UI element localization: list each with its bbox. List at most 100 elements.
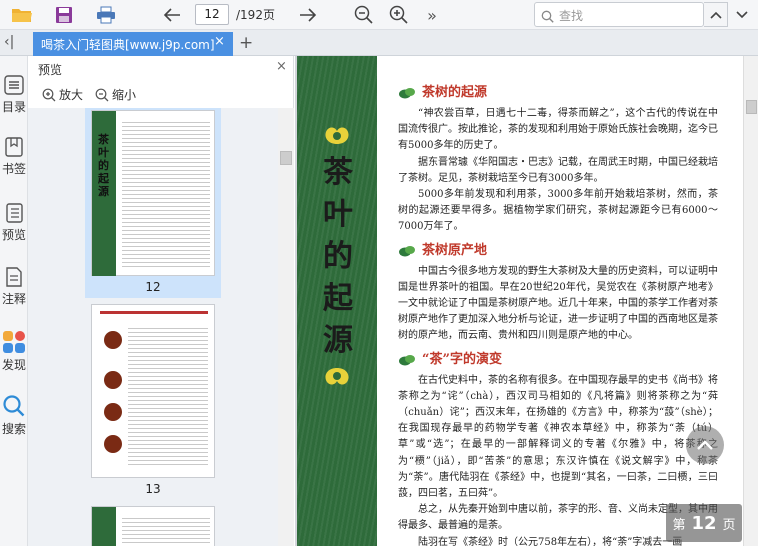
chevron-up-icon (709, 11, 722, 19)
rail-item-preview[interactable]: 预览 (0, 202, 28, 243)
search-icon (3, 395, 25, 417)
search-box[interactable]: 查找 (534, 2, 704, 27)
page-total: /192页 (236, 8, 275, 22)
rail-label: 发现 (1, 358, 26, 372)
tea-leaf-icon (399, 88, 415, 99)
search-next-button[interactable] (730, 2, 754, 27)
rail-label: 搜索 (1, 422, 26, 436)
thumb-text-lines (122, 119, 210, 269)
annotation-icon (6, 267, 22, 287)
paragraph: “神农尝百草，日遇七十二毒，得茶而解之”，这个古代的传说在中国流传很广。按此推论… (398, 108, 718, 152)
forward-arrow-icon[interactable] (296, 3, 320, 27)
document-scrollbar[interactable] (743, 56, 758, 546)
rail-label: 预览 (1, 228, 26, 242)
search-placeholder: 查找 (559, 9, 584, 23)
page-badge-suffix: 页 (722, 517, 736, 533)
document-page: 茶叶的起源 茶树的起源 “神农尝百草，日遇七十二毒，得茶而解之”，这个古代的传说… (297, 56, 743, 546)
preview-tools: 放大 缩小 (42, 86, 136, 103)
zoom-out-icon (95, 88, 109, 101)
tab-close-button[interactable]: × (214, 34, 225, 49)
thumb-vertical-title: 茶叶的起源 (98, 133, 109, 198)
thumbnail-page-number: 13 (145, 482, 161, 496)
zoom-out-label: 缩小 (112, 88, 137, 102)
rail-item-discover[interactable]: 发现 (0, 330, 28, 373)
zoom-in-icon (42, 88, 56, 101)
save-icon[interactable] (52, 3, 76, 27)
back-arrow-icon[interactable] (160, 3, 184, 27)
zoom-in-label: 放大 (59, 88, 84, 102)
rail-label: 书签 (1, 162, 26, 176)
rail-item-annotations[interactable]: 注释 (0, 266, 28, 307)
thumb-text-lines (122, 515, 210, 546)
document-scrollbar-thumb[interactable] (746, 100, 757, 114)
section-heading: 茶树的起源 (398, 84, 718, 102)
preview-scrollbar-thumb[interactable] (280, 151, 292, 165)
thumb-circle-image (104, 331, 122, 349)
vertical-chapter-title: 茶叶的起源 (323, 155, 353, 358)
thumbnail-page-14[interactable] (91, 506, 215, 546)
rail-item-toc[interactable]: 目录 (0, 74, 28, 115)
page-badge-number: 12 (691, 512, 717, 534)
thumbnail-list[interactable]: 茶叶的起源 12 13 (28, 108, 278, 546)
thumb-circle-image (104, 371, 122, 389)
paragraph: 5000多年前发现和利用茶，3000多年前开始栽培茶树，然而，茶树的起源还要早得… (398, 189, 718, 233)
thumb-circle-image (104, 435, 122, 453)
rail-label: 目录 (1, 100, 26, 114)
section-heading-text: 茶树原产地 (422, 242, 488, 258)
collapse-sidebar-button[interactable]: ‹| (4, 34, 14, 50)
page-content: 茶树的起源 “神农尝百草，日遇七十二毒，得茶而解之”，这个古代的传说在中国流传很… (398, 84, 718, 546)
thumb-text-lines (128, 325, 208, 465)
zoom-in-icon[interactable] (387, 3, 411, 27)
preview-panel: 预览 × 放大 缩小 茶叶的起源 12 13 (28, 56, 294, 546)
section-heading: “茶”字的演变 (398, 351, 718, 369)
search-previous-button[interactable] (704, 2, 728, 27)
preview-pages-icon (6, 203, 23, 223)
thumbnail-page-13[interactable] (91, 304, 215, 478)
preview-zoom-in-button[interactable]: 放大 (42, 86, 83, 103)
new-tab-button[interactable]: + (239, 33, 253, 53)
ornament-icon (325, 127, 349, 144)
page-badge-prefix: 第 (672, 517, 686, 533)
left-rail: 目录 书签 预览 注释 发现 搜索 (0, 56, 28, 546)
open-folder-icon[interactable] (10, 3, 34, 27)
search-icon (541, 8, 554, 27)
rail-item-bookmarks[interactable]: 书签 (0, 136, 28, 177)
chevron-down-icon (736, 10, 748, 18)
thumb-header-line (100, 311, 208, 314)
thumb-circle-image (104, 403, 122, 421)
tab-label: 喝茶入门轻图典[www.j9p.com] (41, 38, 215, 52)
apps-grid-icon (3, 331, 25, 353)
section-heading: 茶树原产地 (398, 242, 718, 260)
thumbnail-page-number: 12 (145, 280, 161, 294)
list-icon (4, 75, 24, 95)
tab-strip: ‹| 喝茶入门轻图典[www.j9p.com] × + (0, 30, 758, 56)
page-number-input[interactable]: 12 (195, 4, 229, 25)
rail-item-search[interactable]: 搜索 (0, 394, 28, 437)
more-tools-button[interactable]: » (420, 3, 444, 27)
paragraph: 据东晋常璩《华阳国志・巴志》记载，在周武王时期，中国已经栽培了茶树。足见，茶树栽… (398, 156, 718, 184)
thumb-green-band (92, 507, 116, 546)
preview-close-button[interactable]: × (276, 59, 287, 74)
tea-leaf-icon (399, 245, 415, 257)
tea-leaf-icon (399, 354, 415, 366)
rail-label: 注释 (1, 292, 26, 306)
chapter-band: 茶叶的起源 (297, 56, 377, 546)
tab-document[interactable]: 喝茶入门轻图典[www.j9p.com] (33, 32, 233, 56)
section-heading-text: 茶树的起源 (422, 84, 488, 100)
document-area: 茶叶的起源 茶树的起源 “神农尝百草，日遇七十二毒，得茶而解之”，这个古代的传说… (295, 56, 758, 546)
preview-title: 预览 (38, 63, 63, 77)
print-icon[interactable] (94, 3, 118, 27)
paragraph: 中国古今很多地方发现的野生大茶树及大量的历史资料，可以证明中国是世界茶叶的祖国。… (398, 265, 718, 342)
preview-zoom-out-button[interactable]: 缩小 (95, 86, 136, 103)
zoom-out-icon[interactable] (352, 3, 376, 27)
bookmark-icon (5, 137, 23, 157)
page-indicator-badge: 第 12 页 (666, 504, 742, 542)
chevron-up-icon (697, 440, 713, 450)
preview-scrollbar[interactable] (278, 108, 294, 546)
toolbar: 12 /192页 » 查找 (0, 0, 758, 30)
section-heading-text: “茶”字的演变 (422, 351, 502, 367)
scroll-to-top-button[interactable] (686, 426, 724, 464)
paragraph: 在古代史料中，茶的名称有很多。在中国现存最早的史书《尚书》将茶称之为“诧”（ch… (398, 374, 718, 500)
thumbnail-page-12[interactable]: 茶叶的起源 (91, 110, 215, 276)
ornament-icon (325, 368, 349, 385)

■ ■ ■ ■

# Task description
Lay out the rows above as a numbered list, skipping any blank lines. Leave the pictures out of the answer.

# Task output
1. UI element localization: list each with its bbox. List at most 100 elements.
2. chevron-up-icon (709, 11, 722, 19)
3. rail-item-preview[interactable]: 预览 (0, 202, 28, 243)
4. search-icon (3, 395, 25, 417)
5. search-box[interactable]: 查找 (534, 2, 704, 27)
6. page-total: /192页 (236, 8, 275, 22)
7. rail-label: 发现 (1, 358, 26, 372)
8. tea-leaf-icon (399, 88, 415, 99)
9. search-next-button[interactable] (730, 2, 754, 27)
10. rail-label: 搜索 (1, 422, 26, 436)
11. thumb-text-lines (122, 119, 210, 269)
12. annotation-icon (6, 267, 22, 287)
13. paragraph: “神农尝百草，日遇七十二毒，得茶而解之”，这个古代的传说在中国流传很广。按此推论… (398, 108, 718, 152)
14. forward-arrow-icon[interactable] (296, 3, 320, 27)
15. document-scrollbar[interactable] (743, 56, 758, 546)
16. rail-label: 预览 (1, 228, 26, 242)
17. search-placeholder: 查找 (559, 9, 584, 23)
18. page-badge-suffix: 页 (722, 517, 736, 533)
19. document-page: 茶叶的起源 茶树的起源 “神农尝百草，日遇七十二毒，得茶而解之”，这个古代的传说… (297, 56, 743, 546)
20. preview-tools: 放大 缩小 (42, 86, 136, 103)
21. zoom-out-icon (95, 88, 109, 101)
22. tab-close-button[interactable]: × (214, 34, 225, 49)
23. thumb-vertical-title: 茶叶的起源 (98, 133, 109, 198)
24. thumbnail-page-number: 13 (145, 482, 161, 496)
25. zoom-out-label: 缩小 (112, 88, 137, 102)
26. rail-item-discover[interactable]: 发现 (0, 330, 28, 373)
27. zoom-in-icon (42, 88, 56, 101)
28. save-icon[interactable] (52, 3, 76, 27)
29. back-arrow-icon[interactable] (160, 3, 184, 27)
30. zoom-in-label: 放大 (59, 88, 84, 102)
31. rail-label: 书签 (1, 162, 26, 176)
32. rail-item-annotations[interactable]: 注释 (0, 266, 28, 307)
33. thumb-text-lines (122, 515, 210, 546)
34. document-scrollbar-thumb[interactable] (746, 100, 757, 114)
35. section-heading: 茶树的起源 (398, 84, 718, 102)
36. preview-scrollbar-thumb[interactable] (280, 151, 292, 165)
37. thumb-circle-image (104, 331, 122, 349)
38. vertical-chapter-title: 茶叶的起源 (323, 155, 353, 358)
39. thumbnail-page-14[interactable] (91, 506, 215, 546)
40. rail-item-toc[interactable]: 目录 (0, 74, 28, 115)
41. page-badge-number: 12 (691, 512, 717, 534)
42. thumbnail-list[interactable]: 茶叶的起源 12 13 (28, 108, 278, 546)
43. thumb-circle-image (104, 371, 122, 389)
44. paragraph: 5000多年前发现和利用茶，3000多年前开始栽培茶树，然而，茶树的起源还要早得… (398, 189, 718, 233)
45. thumb-circle-image (104, 435, 122, 453)
46. rail-label: 目录 (1, 100, 26, 114)
47. section-heading-text: 茶树原产地 (422, 242, 488, 258)
48. collapse-sidebar-button[interactable]: ‹| (4, 34, 14, 50)
49. page-content: 茶树的起源 “神农尝百草，日遇七十二毒，得茶而解之”，这个古代的传说在中国流传很… (398, 84, 718, 546)
50. thumb-text-lines (128, 325, 208, 465)
51. zoom-in-icon[interactable] (387, 3, 411, 27)
52. preview-panel: 预览 × 放大 缩小 茶叶的起源 12 13 (28, 56, 294, 546)
53. section-heading: “茶”字的演变 (398, 351, 718, 369)
54. search-previous-button[interactable] (704, 2, 728, 27)
55. preview-pages-icon (6, 203, 23, 223)
56. thumbnail-page-13[interactable] (91, 304, 215, 478)
57. preview-zoom-in-button[interactable]: 放大 (42, 86, 83, 103)
58. new-tab-button[interactable]: + (239, 33, 253, 53)
59. ornament-icon (325, 127, 349, 144)
60. page-badge-prefix: 第 (672, 517, 686, 533)
61. left-rail: 目录 书签 预览 注释 发现 搜索 (0, 56, 28, 546)
62. open-folder-icon[interactable] (10, 3, 34, 27)
63. search-icon (541, 8, 554, 27)
64. rail-item-bookmarks[interactable]: 书签 (0, 136, 28, 177)
65. chevron-down-icon (736, 10, 748, 18)
66. thumb-header-line (100, 311, 208, 314)
67. thumb-circle-image (104, 403, 122, 421)
68. tab-label: 喝茶入门轻图典[www.j9p.com] (41, 38, 215, 52)
69. apps-grid-icon (3, 331, 25, 353)
70. section-heading: 茶树原产地 (398, 242, 718, 260)
71. thumbnail-page-number: 12 (145, 280, 161, 294)
72. list-icon (4, 75, 24, 95)
73. tab-strip: ‹| 喝茶入门轻图典[www.j9p.com] × + (0, 30, 758, 56)
74. page-number-input[interactable]: 12 (195, 4, 229, 25)
75. rail-item-search[interactable]: 搜索 (0, 394, 28, 437)
76. more-tools-button[interactable]: » (420, 3, 444, 27)
77. paragraph: 据东晋常璩《华阳国志・巴志》记载，在周武王时期，中国已经栽培了茶树。足见，茶树栽… (398, 156, 718, 184)
78. thumb-green-band (92, 507, 116, 546)
79. preview-close-button[interactable]: × (276, 59, 287, 74)
80. tea-leaf-icon (399, 245, 415, 257)
81. tea-leaf-icon (399, 354, 415, 366)
82. rail-label: 注释 (1, 292, 26, 306)
83. chapter-band: 茶叶的起源 (297, 56, 377, 546)
84. tab-document[interactable]: 喝茶入门轻图典[www.j9p.com] (33, 32, 233, 56)
85. section-heading-text: 茶树的起源 (422, 84, 488, 100)
86. document-area: 茶叶的起源 茶树的起源 “神农尝百草，日遇七十二毒，得茶而解之”，这个古代的传说… (295, 56, 758, 546)
87. preview-title: 预览 (38, 63, 63, 77)
88. print-icon[interactable] (94, 3, 118, 27)
89. paragraph: 中国古今很多地方发现的野生大茶树及大量的历史资料，可以证明中国是世界茶叶的祖国。… (398, 265, 718, 342)
90. preview-zoom-out-button[interactable]: 缩小 (95, 86, 136, 103)
91. zoom-out-icon[interactable] (352, 3, 376, 27)
92. bookmark-icon (5, 137, 23, 157)
93. page-indicator-badge: 第 12 页 (666, 504, 742, 542)
94. chevron-up-icon (697, 440, 713, 450)
95. preview-scrollbar[interactable] (278, 108, 294, 546)
96. toolbar: 12 /192页 » 查找 (0, 0, 758, 30)
97. section-heading-text: “茶”字的演变 (422, 351, 502, 367)
98. scroll-to-top-button[interactable] (686, 426, 724, 464)
99. paragraph: 在古代史料中，茶的名称有很多。在中国现存最早的史书《尚书》将茶称之为“诧”（ch… (398, 374, 718, 500)
100. thumbnail-page-12[interactable]: 茶叶的起源 (91, 110, 215, 276)
101. ornament-icon (325, 368, 349, 385)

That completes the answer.